Where a line contains the string "남아있는", copy that line.

========

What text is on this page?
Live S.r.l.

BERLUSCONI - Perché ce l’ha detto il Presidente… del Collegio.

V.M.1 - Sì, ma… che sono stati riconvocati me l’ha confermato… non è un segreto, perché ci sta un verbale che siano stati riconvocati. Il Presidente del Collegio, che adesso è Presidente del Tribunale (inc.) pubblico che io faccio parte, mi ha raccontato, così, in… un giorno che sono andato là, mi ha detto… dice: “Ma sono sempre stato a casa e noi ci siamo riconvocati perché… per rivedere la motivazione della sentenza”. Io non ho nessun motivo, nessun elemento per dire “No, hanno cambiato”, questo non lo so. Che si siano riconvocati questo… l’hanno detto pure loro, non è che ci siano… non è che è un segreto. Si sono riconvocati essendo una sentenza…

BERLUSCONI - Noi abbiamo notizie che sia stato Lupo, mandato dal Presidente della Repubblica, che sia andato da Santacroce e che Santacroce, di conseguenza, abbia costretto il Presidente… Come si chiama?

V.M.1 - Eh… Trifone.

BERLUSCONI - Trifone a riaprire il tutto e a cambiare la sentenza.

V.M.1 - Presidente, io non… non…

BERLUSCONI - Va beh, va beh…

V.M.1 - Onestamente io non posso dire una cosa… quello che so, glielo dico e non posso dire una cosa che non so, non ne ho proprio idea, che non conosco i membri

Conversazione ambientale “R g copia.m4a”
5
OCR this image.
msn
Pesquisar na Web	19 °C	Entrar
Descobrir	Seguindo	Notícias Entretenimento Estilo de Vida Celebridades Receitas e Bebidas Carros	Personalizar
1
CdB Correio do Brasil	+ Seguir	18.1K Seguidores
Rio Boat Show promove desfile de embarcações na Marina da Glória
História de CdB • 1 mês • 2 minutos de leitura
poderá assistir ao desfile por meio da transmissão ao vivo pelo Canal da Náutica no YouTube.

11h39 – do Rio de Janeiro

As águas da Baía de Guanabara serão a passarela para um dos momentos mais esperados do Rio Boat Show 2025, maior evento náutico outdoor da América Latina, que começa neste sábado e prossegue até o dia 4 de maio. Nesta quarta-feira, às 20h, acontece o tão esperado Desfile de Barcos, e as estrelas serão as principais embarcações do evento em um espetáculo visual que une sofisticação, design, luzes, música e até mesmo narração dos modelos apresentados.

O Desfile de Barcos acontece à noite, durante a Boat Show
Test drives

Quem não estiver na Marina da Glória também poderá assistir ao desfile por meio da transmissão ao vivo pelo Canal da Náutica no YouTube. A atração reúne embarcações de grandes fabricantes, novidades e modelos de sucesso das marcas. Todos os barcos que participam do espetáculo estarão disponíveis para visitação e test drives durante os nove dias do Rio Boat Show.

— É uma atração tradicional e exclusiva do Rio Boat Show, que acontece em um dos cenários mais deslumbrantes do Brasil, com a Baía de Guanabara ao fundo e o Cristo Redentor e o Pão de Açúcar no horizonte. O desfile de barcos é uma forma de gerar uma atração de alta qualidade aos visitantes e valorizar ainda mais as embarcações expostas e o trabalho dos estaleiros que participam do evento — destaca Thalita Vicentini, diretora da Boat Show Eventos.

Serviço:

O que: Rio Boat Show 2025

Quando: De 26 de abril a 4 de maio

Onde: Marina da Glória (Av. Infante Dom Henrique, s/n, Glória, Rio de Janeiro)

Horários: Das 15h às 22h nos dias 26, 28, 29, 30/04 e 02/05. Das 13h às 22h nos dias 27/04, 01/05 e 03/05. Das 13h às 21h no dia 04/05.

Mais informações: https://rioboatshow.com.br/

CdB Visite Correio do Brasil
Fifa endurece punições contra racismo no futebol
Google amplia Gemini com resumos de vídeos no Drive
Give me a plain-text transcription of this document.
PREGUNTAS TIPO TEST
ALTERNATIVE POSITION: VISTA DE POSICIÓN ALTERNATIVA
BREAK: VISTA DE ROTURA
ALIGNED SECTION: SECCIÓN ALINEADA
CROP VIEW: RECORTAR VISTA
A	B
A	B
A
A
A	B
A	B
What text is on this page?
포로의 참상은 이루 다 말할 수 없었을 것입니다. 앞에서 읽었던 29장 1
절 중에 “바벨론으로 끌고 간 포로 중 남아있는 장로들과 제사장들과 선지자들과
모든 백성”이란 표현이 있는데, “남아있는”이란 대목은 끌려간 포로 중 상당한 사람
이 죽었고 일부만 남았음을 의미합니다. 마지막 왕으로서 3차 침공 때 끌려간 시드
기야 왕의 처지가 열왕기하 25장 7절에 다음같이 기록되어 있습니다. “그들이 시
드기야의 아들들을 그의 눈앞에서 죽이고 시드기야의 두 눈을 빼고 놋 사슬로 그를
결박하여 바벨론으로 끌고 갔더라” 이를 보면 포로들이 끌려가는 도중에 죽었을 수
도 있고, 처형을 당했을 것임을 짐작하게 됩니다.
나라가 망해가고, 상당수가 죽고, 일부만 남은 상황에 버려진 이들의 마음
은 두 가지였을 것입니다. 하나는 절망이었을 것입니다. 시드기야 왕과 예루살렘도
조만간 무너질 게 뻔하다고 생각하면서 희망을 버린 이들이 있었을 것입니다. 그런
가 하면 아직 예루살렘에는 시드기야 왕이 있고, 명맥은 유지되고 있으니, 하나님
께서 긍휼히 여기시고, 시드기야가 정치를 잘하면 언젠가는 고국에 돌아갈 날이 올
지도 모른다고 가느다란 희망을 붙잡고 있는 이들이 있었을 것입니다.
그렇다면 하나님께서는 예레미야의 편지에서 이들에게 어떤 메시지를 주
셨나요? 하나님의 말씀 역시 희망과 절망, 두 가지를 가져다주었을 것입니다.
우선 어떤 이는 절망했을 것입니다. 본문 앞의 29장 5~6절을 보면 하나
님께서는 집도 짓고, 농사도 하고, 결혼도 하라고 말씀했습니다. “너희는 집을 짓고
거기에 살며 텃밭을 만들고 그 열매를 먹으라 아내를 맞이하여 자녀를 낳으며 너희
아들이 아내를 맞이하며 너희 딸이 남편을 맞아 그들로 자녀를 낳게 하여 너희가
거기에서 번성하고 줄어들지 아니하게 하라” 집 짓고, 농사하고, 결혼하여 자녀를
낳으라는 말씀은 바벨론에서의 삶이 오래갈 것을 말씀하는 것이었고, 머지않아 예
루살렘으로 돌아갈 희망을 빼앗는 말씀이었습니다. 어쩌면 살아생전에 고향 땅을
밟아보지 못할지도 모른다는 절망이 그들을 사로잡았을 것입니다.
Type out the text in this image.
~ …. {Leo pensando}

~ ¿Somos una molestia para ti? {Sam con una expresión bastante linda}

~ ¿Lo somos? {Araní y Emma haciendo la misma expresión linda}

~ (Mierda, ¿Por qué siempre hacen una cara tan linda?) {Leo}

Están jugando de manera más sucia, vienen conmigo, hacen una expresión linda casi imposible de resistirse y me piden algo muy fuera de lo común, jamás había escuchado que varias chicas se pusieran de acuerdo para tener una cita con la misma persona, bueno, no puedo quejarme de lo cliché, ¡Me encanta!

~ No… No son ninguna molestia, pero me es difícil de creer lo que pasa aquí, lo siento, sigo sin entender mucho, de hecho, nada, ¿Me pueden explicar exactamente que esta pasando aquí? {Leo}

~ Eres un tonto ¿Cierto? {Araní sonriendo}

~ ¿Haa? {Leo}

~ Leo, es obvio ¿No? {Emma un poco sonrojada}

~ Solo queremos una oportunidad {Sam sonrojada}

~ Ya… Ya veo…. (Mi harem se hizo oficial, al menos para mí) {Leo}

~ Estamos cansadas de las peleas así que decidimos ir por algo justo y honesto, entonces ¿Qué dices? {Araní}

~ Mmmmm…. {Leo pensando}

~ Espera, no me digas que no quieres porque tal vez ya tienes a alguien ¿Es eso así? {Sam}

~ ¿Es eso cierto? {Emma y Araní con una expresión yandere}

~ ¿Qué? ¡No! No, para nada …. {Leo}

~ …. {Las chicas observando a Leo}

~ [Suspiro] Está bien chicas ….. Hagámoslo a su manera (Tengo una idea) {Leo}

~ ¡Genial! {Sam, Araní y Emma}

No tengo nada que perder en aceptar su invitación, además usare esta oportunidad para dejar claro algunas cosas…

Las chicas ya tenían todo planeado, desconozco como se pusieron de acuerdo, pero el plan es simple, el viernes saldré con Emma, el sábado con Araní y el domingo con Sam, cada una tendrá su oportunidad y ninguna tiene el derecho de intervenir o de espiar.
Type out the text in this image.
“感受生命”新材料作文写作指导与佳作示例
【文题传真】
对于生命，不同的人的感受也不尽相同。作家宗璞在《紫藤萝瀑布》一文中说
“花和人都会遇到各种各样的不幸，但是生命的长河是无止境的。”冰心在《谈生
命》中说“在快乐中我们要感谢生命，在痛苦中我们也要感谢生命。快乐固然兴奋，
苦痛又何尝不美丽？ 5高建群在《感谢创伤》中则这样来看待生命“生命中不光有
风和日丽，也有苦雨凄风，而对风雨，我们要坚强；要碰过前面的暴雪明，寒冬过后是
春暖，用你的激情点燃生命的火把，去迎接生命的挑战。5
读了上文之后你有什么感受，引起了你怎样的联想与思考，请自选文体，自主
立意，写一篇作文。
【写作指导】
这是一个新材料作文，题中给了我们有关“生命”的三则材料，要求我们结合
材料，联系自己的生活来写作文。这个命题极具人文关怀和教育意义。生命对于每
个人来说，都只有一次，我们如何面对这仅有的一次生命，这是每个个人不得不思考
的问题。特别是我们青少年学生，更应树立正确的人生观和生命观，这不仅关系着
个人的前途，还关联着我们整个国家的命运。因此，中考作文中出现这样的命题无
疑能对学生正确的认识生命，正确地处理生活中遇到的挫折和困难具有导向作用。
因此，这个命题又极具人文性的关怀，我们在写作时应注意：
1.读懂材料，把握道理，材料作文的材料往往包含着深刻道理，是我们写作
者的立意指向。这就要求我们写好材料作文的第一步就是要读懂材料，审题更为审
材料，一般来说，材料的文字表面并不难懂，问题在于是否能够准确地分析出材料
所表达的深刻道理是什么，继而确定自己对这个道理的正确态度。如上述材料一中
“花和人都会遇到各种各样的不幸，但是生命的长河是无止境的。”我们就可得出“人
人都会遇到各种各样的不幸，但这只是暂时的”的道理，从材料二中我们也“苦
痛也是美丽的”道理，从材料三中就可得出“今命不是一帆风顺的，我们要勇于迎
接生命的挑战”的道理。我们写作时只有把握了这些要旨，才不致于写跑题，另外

========

▸ **Answer to this exercise**:
절 중에 “바벨론으로 끌고 간 포로 중 남아있는 장로들과 제사장들과 선지자들과
모든 백성”이란 표현이 있는데, “남아있는”이란 대목은 끌려간 포로 중 상당한 사람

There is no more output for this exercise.